- What is required
Sort through the entries below and pull out lines containing the word "JSON".

- Stored items from a collection
##############################

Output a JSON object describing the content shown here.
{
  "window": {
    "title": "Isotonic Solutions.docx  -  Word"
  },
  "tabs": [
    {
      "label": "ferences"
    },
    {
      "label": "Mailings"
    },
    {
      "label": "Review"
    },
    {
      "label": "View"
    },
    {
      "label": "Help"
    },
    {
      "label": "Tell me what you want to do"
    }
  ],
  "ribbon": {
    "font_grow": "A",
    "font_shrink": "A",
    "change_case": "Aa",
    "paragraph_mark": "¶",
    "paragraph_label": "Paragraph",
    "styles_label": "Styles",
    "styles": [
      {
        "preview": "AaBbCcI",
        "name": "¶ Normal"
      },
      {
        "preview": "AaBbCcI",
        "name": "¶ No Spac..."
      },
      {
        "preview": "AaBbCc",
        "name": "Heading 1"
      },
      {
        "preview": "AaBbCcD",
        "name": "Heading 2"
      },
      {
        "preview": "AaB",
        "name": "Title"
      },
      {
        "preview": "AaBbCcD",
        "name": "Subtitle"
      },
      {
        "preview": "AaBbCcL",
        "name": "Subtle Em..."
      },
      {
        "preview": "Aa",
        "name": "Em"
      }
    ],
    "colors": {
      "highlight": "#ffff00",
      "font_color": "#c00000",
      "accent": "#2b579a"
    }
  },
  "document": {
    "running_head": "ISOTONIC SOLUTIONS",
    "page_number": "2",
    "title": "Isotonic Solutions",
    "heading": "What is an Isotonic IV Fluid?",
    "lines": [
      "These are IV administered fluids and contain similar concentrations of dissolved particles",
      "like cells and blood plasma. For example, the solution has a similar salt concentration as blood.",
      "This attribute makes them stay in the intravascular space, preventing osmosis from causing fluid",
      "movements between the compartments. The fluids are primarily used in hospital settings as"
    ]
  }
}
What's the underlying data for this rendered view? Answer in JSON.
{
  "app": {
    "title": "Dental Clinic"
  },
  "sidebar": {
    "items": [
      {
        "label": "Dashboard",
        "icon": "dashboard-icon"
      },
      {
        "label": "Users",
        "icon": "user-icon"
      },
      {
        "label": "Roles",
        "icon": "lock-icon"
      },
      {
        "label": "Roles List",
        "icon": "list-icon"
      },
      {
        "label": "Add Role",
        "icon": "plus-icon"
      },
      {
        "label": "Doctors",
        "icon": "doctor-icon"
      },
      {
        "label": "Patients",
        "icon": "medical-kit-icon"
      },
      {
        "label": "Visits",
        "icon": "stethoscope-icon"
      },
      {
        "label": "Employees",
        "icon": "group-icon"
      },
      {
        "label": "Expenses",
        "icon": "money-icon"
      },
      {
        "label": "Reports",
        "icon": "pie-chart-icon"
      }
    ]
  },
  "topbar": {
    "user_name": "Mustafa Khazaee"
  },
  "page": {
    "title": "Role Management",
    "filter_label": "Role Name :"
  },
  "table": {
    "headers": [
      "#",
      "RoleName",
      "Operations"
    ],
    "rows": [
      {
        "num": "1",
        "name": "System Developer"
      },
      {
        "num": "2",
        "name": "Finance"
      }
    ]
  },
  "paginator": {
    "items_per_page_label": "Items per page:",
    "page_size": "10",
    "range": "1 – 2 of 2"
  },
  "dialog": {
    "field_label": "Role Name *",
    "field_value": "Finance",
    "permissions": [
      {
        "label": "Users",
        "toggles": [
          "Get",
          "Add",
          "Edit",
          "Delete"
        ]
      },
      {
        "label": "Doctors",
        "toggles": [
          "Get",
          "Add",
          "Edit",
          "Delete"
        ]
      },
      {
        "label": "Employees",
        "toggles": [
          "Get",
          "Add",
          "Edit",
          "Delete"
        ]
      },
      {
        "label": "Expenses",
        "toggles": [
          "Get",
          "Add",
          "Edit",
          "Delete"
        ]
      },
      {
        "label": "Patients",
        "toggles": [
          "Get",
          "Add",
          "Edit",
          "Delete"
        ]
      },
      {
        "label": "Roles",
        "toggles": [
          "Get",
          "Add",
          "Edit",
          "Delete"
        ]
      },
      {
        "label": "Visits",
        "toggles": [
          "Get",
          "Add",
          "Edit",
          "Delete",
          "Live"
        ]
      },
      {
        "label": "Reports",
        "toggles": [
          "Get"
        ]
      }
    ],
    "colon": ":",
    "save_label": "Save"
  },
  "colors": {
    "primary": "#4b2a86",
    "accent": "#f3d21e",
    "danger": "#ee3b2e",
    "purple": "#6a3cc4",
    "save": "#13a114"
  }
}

##############################

- Task answer
Output a JSON object describing the content shown here.
What's the underlying data for this rendered view? Answer in JSON.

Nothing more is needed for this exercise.